# Required work
Transcribe each record exactly. Include every one.

# Material provided
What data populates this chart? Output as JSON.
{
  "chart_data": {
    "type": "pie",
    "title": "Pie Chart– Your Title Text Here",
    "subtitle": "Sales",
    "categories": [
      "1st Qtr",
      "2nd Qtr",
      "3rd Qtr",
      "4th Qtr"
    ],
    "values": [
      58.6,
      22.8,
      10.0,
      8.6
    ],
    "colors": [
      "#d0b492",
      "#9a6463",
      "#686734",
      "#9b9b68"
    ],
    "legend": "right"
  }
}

# Exercise answer
What data populates this chart? Output as JSON.
{
  "chart_data": {
    "type": "pie",
    "title": "Pie Chart– Your Title Text Here",
    "subtitle": "Sales",
    "categories": [
      "1st Qtr",
      "2nd Qtr",
      "3rd Qtr",
      "4th Qtr"
    ],
    "values": [
      58.6,
      22.8,
      10.0,
      8.6
    ],
    "colors": [
      "#d0b492",
      "#9a6463",
      "#686734",
      "#9b9b68"
    ],
    "legend": "right"
  }
}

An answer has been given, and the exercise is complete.